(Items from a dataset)
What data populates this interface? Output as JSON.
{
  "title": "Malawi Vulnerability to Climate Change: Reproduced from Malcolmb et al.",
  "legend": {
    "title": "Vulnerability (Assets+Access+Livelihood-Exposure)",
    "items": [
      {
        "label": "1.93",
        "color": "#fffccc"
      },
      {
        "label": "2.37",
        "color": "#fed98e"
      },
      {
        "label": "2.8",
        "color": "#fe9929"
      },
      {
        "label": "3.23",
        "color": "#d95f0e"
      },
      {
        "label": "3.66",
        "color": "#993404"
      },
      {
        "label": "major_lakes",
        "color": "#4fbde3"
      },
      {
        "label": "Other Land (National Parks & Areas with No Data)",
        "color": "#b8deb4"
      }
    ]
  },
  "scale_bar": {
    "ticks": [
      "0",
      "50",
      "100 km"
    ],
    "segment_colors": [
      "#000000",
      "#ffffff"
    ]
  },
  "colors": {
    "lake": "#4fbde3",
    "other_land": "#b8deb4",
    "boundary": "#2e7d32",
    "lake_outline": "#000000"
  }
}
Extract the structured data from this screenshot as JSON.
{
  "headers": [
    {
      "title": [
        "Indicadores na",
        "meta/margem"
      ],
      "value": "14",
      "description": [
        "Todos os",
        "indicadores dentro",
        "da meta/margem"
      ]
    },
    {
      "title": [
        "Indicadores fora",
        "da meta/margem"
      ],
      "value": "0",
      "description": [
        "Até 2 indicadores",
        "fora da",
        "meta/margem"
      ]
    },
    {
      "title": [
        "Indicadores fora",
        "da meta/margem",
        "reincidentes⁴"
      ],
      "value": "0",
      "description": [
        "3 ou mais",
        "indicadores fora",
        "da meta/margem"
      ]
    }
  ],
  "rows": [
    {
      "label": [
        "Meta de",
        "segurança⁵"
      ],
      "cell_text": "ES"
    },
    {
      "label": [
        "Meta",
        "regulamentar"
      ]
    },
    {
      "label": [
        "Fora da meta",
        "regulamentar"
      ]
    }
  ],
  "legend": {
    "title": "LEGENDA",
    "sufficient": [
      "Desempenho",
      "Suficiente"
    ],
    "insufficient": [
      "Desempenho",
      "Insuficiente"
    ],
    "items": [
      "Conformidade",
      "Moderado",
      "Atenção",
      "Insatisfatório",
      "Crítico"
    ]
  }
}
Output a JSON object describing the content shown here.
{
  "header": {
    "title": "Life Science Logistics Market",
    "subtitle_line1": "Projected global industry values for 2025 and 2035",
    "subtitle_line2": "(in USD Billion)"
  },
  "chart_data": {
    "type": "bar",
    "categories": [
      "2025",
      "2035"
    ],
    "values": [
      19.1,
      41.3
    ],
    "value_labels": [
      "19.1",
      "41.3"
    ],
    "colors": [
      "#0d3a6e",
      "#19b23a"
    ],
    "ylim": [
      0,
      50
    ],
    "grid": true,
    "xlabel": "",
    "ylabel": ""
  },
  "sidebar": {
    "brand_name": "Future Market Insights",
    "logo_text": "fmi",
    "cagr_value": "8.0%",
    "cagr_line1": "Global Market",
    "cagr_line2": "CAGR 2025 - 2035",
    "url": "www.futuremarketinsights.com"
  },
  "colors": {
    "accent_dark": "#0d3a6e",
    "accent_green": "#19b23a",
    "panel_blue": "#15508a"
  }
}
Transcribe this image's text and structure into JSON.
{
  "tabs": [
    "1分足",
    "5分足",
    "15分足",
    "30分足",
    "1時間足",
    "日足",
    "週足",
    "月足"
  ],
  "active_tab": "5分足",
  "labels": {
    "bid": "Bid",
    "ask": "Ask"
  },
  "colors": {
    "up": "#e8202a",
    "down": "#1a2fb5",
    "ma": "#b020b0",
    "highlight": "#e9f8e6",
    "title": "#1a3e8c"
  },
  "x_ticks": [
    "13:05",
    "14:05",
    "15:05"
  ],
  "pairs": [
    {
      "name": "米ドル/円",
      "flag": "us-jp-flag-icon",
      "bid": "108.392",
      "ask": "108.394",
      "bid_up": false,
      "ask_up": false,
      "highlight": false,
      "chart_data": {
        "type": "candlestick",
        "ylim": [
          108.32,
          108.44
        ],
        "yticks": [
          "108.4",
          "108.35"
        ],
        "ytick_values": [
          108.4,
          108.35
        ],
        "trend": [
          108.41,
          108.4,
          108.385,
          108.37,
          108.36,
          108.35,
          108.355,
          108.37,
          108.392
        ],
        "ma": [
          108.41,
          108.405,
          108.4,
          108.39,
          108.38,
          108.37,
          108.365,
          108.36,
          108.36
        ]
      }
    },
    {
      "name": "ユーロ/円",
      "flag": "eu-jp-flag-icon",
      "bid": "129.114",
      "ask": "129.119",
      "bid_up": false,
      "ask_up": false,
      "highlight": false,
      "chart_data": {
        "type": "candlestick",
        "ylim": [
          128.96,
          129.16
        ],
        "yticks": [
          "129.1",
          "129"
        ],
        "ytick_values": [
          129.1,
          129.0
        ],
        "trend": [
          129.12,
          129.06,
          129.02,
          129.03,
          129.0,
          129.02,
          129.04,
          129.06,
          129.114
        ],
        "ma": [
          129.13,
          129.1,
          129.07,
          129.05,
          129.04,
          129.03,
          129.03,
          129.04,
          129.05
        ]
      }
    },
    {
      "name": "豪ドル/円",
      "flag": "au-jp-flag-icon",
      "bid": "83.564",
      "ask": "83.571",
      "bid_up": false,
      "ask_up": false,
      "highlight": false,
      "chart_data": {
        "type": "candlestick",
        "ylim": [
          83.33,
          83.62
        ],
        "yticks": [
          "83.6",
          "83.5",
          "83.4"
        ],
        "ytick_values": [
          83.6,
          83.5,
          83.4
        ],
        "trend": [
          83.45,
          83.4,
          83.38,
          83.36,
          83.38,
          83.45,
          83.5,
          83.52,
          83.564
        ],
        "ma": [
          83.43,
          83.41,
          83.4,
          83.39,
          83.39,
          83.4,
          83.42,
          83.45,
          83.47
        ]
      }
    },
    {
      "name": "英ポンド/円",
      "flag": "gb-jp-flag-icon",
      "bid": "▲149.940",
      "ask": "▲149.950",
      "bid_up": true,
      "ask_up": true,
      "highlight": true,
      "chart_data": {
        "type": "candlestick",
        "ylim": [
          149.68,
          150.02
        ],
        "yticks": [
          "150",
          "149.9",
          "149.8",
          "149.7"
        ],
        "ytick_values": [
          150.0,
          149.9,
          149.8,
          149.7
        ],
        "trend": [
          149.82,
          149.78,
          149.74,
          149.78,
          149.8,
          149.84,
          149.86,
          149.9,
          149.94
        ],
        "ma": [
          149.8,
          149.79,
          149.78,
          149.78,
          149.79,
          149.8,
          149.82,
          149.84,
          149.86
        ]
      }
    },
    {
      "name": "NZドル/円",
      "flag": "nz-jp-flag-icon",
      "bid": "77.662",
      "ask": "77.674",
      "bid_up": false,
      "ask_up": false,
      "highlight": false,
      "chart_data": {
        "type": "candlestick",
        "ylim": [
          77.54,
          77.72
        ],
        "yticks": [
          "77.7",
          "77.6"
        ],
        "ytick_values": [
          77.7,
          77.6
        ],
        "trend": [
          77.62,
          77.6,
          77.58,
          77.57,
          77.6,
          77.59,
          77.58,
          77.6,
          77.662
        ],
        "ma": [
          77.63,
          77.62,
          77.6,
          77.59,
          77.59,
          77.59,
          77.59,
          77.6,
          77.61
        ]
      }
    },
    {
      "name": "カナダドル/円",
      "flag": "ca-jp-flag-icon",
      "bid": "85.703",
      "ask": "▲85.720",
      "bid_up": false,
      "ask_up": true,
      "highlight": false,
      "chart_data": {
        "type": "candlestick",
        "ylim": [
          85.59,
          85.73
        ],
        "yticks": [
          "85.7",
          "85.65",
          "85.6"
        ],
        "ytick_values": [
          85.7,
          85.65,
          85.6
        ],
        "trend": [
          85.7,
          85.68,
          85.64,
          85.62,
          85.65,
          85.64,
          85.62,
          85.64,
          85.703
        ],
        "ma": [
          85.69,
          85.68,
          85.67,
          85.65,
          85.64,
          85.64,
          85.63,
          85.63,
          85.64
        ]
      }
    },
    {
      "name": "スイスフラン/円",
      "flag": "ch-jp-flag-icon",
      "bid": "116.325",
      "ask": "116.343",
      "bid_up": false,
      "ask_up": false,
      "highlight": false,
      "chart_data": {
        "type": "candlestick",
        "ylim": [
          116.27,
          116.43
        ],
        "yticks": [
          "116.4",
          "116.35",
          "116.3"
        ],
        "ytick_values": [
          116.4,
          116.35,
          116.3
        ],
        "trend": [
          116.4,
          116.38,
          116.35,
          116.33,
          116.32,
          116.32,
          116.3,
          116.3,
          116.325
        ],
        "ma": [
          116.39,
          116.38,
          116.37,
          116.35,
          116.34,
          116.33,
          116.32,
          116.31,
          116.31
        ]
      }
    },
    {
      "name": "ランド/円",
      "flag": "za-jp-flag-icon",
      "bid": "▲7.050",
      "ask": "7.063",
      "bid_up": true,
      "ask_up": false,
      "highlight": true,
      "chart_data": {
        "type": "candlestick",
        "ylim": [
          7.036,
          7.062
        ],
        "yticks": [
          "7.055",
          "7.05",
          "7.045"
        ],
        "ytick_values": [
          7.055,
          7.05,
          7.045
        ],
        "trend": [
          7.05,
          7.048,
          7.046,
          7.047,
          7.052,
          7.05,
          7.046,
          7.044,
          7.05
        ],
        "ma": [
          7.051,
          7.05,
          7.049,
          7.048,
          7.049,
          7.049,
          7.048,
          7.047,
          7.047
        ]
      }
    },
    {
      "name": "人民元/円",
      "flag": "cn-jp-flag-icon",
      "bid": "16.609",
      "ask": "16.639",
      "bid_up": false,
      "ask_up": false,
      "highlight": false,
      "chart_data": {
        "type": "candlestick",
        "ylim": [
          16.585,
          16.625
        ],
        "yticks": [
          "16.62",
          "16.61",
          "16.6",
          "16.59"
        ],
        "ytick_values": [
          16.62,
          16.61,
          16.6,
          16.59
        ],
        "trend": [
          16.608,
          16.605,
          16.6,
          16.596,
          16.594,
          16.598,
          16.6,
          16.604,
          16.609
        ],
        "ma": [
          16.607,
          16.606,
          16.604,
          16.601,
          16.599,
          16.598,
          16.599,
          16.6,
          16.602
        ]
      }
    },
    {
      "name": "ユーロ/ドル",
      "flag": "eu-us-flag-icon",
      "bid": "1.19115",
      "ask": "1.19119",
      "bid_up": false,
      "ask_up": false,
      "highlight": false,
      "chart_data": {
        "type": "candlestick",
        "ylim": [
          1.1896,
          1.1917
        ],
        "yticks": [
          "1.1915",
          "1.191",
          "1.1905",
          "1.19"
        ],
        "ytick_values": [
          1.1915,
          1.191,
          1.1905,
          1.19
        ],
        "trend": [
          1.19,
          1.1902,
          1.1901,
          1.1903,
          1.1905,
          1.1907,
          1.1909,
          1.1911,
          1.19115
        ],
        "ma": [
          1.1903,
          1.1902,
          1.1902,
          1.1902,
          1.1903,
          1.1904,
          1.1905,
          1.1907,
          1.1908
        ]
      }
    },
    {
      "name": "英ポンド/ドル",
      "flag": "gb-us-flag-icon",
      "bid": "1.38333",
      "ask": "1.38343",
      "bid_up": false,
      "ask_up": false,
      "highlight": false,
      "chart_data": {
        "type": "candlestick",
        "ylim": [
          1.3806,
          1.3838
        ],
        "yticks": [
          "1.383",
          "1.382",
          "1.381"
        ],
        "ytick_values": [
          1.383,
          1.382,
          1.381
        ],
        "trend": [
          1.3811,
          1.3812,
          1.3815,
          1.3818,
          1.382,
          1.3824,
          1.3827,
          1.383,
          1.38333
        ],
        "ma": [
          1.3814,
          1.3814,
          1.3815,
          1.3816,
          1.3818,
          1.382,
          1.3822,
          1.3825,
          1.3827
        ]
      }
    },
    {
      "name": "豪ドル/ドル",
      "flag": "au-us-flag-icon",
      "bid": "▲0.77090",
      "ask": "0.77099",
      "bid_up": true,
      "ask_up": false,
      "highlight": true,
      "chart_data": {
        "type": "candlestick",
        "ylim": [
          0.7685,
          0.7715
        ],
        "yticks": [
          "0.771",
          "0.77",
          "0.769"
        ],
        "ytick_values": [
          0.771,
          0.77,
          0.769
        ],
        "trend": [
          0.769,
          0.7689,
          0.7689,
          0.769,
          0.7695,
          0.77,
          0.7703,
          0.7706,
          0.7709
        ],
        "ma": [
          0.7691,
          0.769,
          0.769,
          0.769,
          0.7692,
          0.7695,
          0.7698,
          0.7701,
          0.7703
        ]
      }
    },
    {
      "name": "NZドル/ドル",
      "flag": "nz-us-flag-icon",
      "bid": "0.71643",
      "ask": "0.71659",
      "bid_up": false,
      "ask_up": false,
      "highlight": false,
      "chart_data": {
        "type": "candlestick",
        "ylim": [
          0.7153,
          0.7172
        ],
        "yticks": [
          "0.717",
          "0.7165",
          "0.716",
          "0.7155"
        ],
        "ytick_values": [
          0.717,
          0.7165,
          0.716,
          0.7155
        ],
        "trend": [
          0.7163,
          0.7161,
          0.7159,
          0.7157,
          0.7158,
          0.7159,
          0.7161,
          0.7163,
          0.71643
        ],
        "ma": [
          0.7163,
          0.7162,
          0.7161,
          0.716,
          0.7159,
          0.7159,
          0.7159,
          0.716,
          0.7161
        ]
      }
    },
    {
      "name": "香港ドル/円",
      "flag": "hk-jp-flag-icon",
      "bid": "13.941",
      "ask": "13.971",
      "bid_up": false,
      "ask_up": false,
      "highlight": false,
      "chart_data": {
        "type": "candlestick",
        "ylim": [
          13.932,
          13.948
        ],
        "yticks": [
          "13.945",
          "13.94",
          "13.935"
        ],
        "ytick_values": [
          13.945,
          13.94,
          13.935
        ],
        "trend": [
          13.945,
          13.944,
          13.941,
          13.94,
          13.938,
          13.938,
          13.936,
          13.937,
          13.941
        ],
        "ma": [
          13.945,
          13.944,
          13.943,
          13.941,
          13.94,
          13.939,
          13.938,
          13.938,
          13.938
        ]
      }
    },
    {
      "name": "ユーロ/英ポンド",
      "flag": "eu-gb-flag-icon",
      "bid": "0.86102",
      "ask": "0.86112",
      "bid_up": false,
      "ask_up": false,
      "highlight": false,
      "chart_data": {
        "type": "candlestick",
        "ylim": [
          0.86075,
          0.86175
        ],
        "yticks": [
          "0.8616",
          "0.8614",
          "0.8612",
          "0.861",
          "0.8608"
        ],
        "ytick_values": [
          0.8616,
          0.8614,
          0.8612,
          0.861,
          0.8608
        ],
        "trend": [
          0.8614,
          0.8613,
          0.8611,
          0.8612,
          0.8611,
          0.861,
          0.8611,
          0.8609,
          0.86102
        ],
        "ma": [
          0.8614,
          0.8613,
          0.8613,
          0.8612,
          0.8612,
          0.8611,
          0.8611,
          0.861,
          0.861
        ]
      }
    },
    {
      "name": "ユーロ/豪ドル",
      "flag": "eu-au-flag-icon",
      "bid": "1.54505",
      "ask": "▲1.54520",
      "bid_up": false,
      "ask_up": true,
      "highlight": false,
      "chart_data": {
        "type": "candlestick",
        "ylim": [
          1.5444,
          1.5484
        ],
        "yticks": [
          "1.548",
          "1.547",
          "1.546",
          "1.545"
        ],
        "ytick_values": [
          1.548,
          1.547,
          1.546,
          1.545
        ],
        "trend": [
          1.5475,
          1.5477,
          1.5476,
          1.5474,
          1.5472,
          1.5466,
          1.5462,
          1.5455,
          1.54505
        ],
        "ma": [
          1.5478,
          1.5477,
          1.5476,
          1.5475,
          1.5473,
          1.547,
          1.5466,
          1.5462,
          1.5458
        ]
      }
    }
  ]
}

**GIVEN PROBLEM:**
Using the entries above, state how many lines include the word "英ポンド", with no other words.

**WRITTEN SOLUTION:**
3